A word-for-word repeat of the records below is what this calls for.

* [Document structure recognition data]
# # # #
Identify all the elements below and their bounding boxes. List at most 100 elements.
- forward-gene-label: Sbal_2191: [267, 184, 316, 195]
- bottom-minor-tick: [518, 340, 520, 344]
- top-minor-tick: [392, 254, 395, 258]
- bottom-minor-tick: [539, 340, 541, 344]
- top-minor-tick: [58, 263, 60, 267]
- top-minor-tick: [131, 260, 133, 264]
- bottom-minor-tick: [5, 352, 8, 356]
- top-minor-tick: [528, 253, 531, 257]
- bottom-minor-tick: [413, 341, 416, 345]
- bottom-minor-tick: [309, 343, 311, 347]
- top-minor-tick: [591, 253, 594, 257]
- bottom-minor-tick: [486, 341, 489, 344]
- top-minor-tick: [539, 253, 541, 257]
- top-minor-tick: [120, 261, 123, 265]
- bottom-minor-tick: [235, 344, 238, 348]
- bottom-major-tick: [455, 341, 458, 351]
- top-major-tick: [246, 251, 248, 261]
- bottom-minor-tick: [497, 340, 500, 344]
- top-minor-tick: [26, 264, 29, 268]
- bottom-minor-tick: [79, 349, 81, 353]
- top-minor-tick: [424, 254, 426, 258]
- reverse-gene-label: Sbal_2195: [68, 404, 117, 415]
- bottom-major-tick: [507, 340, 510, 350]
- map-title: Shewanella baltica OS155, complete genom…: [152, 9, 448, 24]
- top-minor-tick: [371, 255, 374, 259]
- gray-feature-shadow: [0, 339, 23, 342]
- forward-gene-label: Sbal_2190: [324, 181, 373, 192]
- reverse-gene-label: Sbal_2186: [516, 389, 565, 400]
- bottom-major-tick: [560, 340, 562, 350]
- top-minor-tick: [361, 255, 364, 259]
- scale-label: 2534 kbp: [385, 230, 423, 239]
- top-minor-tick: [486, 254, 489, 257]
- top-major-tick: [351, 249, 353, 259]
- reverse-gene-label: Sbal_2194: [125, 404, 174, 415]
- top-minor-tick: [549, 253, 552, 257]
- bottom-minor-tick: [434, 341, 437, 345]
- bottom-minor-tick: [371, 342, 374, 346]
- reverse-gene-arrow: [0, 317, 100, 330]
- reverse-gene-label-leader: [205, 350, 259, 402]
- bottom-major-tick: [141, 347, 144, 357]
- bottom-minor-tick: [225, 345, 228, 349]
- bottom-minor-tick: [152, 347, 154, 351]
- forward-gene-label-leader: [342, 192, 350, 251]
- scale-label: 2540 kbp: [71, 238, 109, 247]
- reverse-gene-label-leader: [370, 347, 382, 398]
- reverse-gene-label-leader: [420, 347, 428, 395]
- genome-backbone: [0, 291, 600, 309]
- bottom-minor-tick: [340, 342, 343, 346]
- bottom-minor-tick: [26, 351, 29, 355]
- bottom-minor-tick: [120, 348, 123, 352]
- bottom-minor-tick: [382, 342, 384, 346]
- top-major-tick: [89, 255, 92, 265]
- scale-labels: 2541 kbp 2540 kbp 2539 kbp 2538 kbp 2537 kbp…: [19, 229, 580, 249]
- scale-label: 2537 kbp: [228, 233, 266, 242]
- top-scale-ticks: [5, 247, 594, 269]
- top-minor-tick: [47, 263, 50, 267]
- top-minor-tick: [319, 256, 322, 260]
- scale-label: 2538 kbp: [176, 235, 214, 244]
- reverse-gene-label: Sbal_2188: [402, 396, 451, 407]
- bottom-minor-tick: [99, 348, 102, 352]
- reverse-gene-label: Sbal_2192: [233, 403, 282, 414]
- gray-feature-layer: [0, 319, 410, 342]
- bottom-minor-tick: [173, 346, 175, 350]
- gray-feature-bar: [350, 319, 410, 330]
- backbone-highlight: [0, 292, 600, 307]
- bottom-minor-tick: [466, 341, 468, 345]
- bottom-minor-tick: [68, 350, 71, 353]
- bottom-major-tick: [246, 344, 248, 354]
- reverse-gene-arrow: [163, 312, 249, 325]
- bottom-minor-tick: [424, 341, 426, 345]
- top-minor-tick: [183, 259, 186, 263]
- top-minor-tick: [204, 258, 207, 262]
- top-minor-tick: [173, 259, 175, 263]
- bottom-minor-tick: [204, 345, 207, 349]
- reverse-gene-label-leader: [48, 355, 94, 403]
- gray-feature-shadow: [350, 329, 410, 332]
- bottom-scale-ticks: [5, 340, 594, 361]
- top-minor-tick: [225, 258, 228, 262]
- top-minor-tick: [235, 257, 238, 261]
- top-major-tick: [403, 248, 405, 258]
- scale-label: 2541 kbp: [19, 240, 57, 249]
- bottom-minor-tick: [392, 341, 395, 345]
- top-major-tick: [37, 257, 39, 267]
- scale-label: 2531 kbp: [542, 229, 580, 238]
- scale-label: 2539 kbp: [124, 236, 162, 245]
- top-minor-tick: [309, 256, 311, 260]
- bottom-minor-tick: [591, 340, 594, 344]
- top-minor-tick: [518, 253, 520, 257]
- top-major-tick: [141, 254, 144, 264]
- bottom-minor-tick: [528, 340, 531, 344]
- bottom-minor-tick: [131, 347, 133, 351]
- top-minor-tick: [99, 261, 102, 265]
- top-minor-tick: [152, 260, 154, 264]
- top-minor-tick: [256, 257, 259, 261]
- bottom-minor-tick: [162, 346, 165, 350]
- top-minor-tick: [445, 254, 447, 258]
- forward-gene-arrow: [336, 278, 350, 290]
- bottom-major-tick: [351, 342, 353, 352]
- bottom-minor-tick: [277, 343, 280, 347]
# # # #
* [FINISHED TASK]
Identify all the elements below and their bounding boxes. List at most 100 elements.
- forward-gene-label: Sbal_2191: [267, 184, 316, 195]
- bottom-minor-tick: [518, 340, 520, 344]
- top-minor-tick: [392, 254, 395, 258]
- bottom-minor-tick: [539, 340, 541, 344]
- top-minor-tick: [58, 263, 60, 267]
- top-minor-tick: [131, 260, 133, 264]
- bottom-minor-tick: [5, 352, 8, 356]
- top-minor-tick: [528, 253, 531, 257]
- bottom-minor-tick: [413, 341, 416, 345]
- bottom-minor-tick: [309, 343, 311, 347]
- top-minor-tick: [591, 253, 594, 257]
- bottom-minor-tick: [486, 341, 489, 344]
- top-minor-tick: [539, 253, 541, 257]
- top-minor-tick: [120, 261, 123, 265]
- bottom-minor-tick: [235, 344, 238, 348]
- bottom-major-tick: [455, 341, 458, 351]
- top-major-tick: [246, 251, 248, 261]
- bottom-minor-tick: [497, 340, 500, 344]
- top-minor-tick: [26, 264, 29, 268]
- bottom-minor-tick: [79, 349, 81, 353]
- top-minor-tick: [424, 254, 426, 258]
- reverse-gene-label: Sbal_2195: [68, 404, 117, 415]
- bottom-major-tick: [507, 340, 510, 350]
- map-title: Shewanella baltica OS155, complete genom…: [152, 9, 448, 24]
- top-minor-tick: [371, 255, 374, 259]
- gray-feature-shadow: [0, 339, 23, 342]
- forward-gene-label: Sbal_2190: [324, 181, 373, 192]
- reverse-gene-label: Sbal_2186: [516, 389, 565, 400]
- bottom-major-tick: [560, 340, 562, 350]
- top-minor-tick: [361, 255, 364, 259]
- scale-label: 2534 kbp: [385, 230, 423, 239]
- top-minor-tick: [486, 254, 489, 257]
- top-major-tick: [351, 249, 353, 259]
- reverse-gene-label: Sbal_2194: [125, 404, 174, 415]
- top-minor-tick: [549, 253, 552, 257]
- bottom-minor-tick: [434, 341, 437, 345]
- bottom-minor-tick: [371, 342, 374, 346]
- reverse-gene-arrow: [0, 317, 100, 330]
- reverse-gene-label-leader: [205, 350, 259, 402]
- bottom-major-tick: [141, 347, 144, 357]
- bottom-minor-tick: [225, 345, 228, 349]
- bottom-minor-tick: [152, 347, 154, 351]
- forward-gene-label-leader: [342, 192, 350, 251]
- scale-label: 2540 kbp: [71, 238, 109, 247]
- reverse-gene-label-leader: [370, 347, 382, 398]
- reverse-gene-label-leader: [420, 347, 428, 395]
- genome-backbone: [0, 291, 600, 309]
- bottom-minor-tick: [340, 342, 343, 346]
- bottom-minor-tick: [26, 351, 29, 355]
- bottom-minor-tick: [120, 348, 123, 352]
- bottom-minor-tick: [382, 342, 384, 346]
- top-major-tick: [89, 255, 92, 265]
- scale-labels: 2541 kbp 2540 kbp 2539 kbp 2538 kbp 2537 kbp…: [19, 229, 580, 249]
- scale-label: 2537 kbp: [228, 233, 266, 242]
- top-scale-ticks: [5, 247, 594, 269]
- top-minor-tick: [47, 263, 50, 267]
- top-minor-tick: [319, 256, 322, 260]
- scale-label: 2538 kbp: [176, 235, 214, 244]
- reverse-gene-label: Sbal_2188: [402, 396, 451, 407]
- bottom-minor-tick: [99, 348, 102, 352]
- reverse-gene-label: Sbal_2192: [233, 403, 282, 414]
- gray-feature-layer: [0, 319, 410, 342]
- bottom-minor-tick: [173, 346, 175, 350]
- gray-feature-bar: [350, 319, 410, 330]
- backbone-highlight: [0, 292, 600, 307]
- bottom-minor-tick: [466, 341, 468, 345]
- bottom-minor-tick: [68, 350, 71, 353]
- bottom-major-tick: [246, 344, 248, 354]
- reverse-gene-arrow: [163, 312, 249, 325]
- bottom-minor-tick: [424, 341, 426, 345]
- top-minor-tick: [183, 259, 186, 263]
- top-minor-tick: [204, 258, 207, 262]
- top-minor-tick: [173, 259, 175, 263]
- bottom-minor-tick: [204, 345, 207, 349]
- reverse-gene-label-leader: [48, 355, 94, 403]
- gray-feature-shadow: [350, 329, 410, 332]
- bottom-scale-ticks: [5, 340, 594, 361]
- top-minor-tick: [225, 258, 228, 262]
- top-minor-tick: [235, 257, 238, 261]
- top-major-tick: [403, 248, 405, 258]
- scale-label: 2541 kbp: [19, 240, 57, 249]
- bottom-minor-tick: [392, 341, 395, 345]
- top-major-tick: [37, 257, 39, 267]
- scale-label: 2531 kbp: [542, 229, 580, 238]
- scale-label: 2539 kbp: [124, 236, 162, 245]
- top-minor-tick: [309, 256, 311, 260]
- bottom-minor-tick: [591, 340, 594, 344]
- top-minor-tick: [518, 253, 520, 257]
- top-major-tick: [141, 254, 144, 264]
- bottom-minor-tick: [528, 340, 531, 344]
- bottom-minor-tick: [131, 347, 133, 351]
- top-minor-tick: [99, 261, 102, 265]
- top-minor-tick: [152, 260, 154, 264]
- top-minor-tick: [256, 257, 259, 261]
- bottom-minor-tick: [162, 346, 165, 350]
- top-minor-tick: [445, 254, 447, 258]
- forward-gene-arrow: [336, 278, 350, 290]
- bottom-major-tick: [351, 342, 353, 352]
- bottom-minor-tick: [277, 343, 280, 347]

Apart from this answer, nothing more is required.